Begin DATA PROVIDED

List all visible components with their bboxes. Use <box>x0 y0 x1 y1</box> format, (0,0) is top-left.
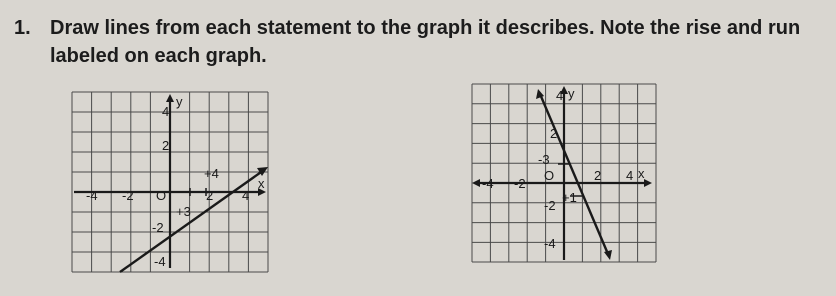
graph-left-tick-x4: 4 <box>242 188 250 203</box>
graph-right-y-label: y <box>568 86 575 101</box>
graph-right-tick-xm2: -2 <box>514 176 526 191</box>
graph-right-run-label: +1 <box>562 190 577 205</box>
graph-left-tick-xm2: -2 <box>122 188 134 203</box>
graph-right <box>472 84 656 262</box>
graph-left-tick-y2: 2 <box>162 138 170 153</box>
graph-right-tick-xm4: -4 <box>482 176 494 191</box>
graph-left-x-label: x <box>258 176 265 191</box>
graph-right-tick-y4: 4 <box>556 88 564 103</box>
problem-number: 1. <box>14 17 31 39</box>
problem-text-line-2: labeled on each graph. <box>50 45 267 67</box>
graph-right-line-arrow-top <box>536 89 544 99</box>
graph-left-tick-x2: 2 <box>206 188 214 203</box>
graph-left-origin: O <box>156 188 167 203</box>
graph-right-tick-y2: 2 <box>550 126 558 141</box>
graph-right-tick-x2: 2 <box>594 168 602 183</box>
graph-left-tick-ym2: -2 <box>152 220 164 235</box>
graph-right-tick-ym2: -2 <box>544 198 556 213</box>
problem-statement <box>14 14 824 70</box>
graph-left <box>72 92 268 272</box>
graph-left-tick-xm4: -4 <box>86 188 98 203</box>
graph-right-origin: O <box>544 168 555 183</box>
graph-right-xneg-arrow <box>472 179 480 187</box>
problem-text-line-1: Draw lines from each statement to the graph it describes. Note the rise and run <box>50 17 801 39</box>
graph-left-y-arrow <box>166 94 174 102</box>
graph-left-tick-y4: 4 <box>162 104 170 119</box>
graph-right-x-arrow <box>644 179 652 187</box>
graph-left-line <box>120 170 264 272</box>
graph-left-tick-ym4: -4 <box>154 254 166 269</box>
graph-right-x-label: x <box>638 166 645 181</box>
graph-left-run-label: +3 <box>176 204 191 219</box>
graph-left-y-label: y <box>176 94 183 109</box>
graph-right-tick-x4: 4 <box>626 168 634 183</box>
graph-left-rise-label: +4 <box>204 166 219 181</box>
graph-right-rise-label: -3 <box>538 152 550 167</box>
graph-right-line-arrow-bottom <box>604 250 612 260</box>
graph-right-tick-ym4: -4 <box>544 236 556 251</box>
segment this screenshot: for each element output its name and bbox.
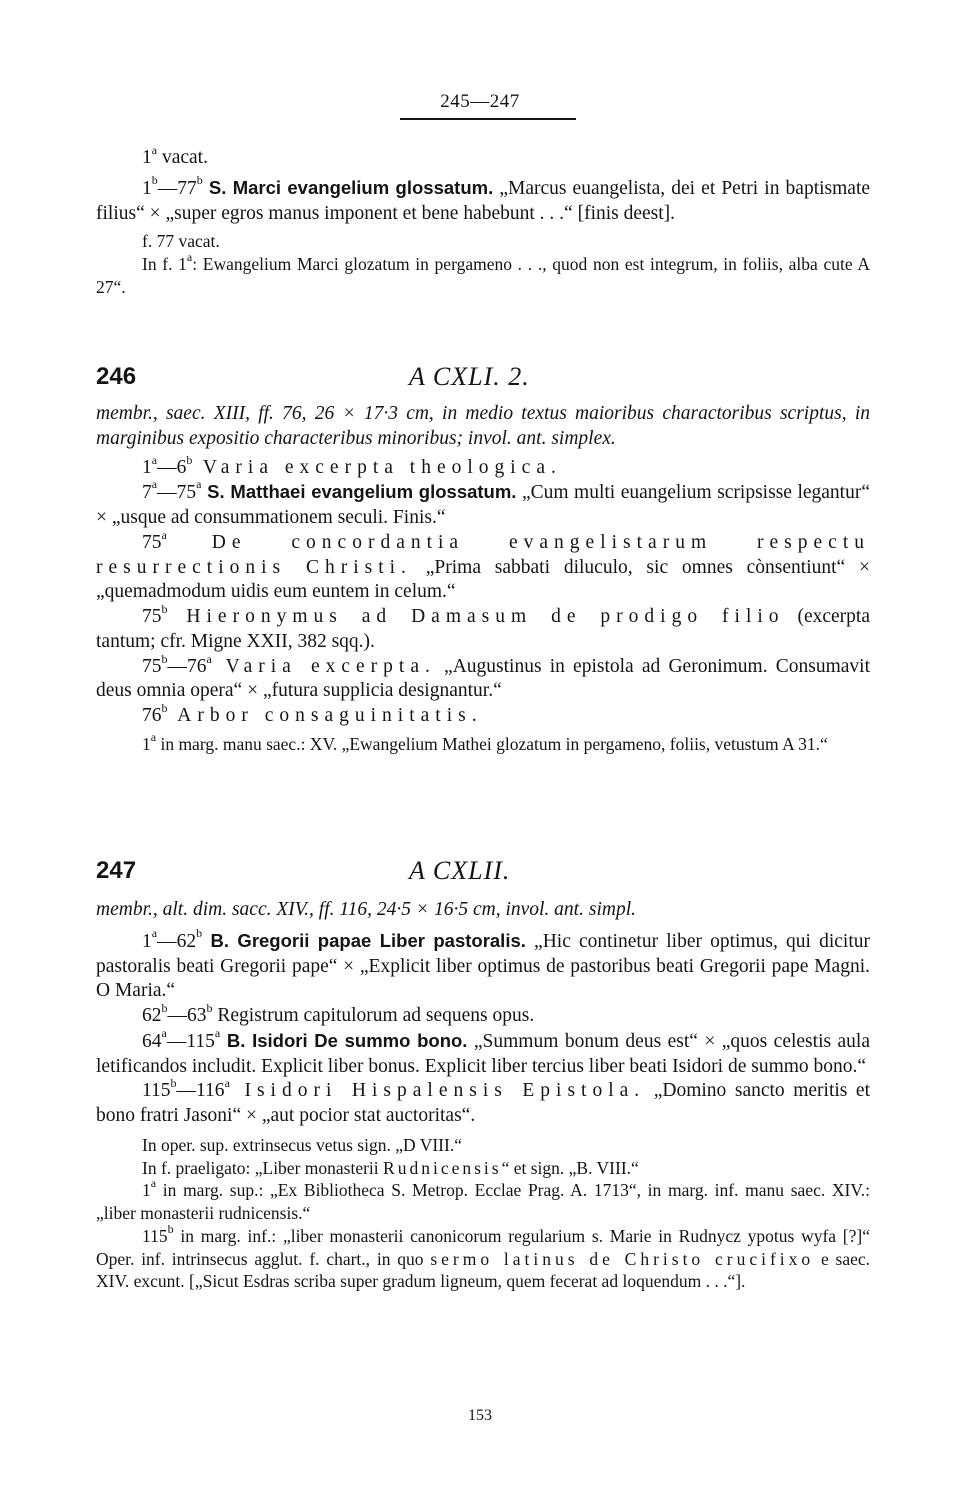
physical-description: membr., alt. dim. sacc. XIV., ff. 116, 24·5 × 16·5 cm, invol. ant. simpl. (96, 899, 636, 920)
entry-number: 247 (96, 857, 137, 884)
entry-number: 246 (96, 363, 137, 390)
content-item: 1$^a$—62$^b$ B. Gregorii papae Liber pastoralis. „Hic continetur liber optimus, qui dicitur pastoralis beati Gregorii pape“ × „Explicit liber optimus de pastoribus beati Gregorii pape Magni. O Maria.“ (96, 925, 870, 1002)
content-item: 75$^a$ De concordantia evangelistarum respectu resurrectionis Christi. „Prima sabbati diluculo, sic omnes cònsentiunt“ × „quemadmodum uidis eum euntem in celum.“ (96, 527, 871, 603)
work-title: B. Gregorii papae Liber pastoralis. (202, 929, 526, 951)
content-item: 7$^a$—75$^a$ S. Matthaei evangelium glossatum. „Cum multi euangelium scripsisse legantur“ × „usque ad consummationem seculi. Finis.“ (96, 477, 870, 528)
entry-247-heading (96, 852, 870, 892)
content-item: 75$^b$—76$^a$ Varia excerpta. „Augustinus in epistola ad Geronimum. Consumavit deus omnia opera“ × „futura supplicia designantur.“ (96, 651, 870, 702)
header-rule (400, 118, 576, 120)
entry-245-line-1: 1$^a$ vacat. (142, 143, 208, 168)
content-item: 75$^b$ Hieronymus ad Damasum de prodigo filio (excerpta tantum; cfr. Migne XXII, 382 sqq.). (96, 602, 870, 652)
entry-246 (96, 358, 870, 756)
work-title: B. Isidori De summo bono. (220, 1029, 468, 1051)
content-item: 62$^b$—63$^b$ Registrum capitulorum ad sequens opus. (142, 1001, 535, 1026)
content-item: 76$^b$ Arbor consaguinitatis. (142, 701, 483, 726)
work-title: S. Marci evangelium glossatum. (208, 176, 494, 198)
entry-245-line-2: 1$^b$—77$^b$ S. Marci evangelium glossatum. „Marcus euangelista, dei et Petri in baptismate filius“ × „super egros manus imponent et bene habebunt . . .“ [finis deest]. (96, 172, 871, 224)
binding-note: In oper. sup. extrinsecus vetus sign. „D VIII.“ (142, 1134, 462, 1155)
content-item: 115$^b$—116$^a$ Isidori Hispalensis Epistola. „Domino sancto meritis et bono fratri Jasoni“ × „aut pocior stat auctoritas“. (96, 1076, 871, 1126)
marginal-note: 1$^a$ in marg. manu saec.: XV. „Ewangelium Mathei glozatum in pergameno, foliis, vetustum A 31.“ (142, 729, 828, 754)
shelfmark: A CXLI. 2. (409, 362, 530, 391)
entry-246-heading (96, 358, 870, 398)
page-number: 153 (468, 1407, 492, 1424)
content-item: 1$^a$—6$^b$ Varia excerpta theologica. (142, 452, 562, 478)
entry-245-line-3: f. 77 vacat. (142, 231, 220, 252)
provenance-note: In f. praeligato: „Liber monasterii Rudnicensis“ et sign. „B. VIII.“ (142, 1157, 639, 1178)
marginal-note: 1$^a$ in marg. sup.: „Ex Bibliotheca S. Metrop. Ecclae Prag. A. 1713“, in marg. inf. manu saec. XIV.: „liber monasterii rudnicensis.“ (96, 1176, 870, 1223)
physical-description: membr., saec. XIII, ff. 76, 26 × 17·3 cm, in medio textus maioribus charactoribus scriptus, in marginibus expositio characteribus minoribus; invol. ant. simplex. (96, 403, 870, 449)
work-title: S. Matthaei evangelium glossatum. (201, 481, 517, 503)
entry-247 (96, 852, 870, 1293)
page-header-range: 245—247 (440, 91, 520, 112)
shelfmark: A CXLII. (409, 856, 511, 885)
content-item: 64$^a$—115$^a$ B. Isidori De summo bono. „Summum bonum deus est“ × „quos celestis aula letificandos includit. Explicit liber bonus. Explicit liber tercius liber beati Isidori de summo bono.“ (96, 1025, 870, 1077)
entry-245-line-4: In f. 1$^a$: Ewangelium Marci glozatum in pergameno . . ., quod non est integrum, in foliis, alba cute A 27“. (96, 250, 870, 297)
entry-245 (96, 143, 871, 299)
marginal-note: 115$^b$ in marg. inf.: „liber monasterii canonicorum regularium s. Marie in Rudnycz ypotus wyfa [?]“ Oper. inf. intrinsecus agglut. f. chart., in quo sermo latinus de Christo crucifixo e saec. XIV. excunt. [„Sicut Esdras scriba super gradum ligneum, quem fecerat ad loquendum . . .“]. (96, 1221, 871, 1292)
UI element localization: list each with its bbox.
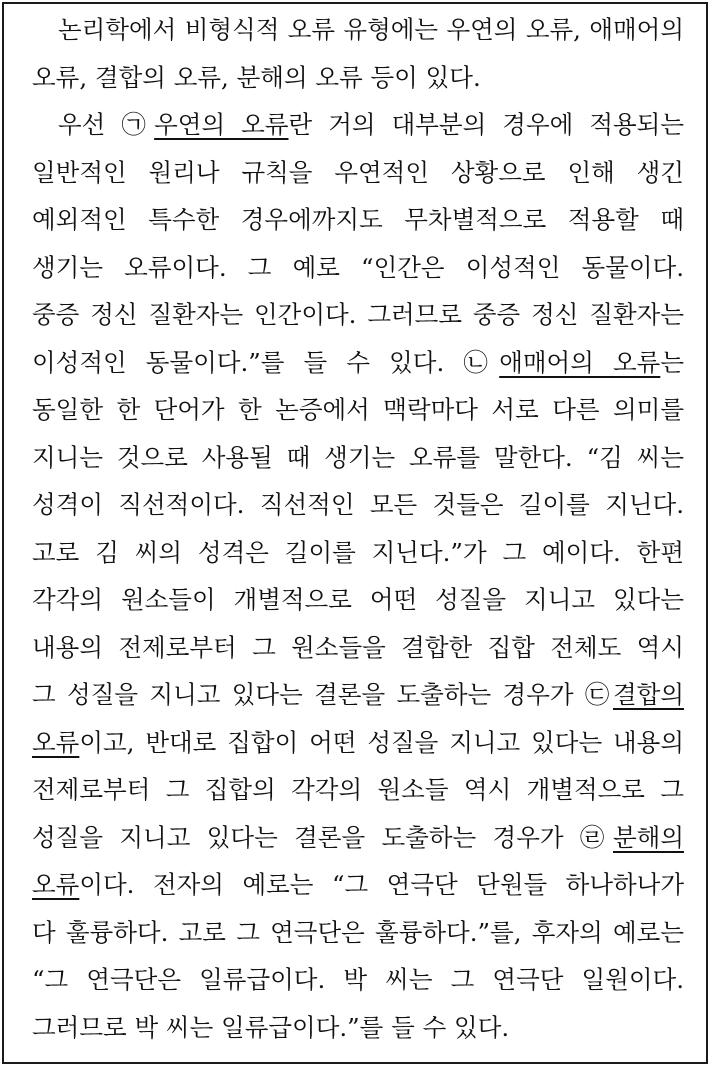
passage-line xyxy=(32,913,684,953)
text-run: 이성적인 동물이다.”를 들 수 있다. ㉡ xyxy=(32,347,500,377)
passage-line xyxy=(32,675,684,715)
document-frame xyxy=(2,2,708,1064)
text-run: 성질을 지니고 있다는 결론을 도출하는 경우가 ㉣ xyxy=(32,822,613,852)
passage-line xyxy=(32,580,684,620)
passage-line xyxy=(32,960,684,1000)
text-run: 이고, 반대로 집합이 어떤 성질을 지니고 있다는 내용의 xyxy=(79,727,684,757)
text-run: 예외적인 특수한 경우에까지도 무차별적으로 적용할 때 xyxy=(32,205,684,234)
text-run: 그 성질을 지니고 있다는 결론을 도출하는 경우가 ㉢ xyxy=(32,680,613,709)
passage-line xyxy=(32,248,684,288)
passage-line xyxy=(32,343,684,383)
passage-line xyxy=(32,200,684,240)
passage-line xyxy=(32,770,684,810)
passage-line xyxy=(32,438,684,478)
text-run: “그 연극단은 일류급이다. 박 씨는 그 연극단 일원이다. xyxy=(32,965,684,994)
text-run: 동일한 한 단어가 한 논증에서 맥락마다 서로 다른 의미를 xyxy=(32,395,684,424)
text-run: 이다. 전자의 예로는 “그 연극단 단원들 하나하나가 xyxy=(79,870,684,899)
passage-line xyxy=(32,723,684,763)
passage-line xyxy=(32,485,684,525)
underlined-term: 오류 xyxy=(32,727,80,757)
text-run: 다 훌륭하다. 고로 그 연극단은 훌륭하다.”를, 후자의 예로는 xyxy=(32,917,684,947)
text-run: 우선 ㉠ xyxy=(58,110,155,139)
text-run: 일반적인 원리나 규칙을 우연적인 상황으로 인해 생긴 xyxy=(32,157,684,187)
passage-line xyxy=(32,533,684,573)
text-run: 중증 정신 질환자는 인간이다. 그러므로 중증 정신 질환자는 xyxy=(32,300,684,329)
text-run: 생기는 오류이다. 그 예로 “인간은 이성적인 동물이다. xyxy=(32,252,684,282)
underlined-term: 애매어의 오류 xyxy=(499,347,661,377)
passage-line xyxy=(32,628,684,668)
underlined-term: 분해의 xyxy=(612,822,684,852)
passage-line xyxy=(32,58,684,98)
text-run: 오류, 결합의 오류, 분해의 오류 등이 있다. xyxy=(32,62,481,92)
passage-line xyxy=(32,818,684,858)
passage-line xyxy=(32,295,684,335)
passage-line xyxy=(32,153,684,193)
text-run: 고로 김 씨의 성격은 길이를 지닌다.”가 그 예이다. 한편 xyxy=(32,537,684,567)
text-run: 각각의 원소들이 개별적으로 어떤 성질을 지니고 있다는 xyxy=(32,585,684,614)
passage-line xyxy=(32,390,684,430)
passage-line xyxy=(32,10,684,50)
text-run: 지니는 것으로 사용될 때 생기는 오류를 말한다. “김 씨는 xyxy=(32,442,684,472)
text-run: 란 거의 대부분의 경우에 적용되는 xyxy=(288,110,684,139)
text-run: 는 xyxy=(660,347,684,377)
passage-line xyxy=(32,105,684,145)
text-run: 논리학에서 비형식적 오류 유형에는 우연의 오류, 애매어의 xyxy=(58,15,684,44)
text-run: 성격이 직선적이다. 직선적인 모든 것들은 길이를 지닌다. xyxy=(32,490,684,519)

End DATA PROVIDED

STATED EXERCISE
Copy out the records from the line with "physical-description: membr., alt." to the line with "binding-note: In oper.", unchanged.

EXERCISE RESULT
physical-description: membr., alt. dim. sacc. XIV., ff. 116, 24·5 × 16·5 cm, invol. ant. simpl. (96, 899, 636, 920)
entry-number: 247 (96, 857, 137, 884)
entry-number: 246 (96, 363, 137, 390)
content-item: 1$^a$—62$^b$ B. Gregorii papae Liber pastoralis. „Hic continetur liber optimus, qui dicitur pastoralis beati Gregorii pape“ × „Explicit liber optimus de pastoribus beati Gregorii pape Magni. O Maria.“ (96, 925, 870, 1002)
content-item: 75$^a$ De concordantia evangelistarum respectu resurrectionis Christi. „Prima sabbati diluculo, sic omnes cònsentiunt“ × „quemadmodum uidis eum euntem in celum.“ (96, 527, 871, 603)
work-title: B. Gregorii papae Liber pastoralis. (202, 929, 526, 951)
content-item: 7$^a$—75$^a$ S. Matthaei evangelium glossatum. „Cum multi euangelium scripsisse legantur“ × „usque ad consummationem seculi. Finis.“ (96, 477, 870, 528)
entry-247-heading (96, 852, 870, 892)
content-item: 75$^b$—76$^a$ Varia excerpta. „Augustinus in epistola ad Geronimum. Consumavit deus omnia opera“ × „futura supplicia designantur.“ (96, 651, 870, 702)
header-rule (400, 118, 576, 120)
entry-245-line-1: 1$^a$ vacat. (142, 143, 208, 168)
content-item: 75$^b$ Hieronymus ad Damasum de prodigo filio (excerpta tantum; cfr. Migne XXII, 382 sqq.). (96, 602, 870, 652)
entry-246 (96, 358, 870, 756)
work-title: B. Isidori De summo bono. (220, 1029, 468, 1051)
content-item: 62$^b$—63$^b$ Registrum capitulorum ad sequens opus. (142, 1001, 535, 1026)
content-item: 76$^b$ Arbor consaguinitatis. (142, 701, 483, 726)
work-title: S. Marci evangelium glossatum. (208, 176, 494, 198)
entry-245-line-2: 1$^b$—77$^b$ S. Marci evangelium glossatum. „Marcus euangelista, dei et Petri in baptismate filius“ × „super egros manus imponent et bene habebunt . . .“ [finis deest]. (96, 172, 871, 224)
binding-note: In oper. sup. extrinsecus vetus sign. „D VIII.“ (142, 1134, 462, 1155)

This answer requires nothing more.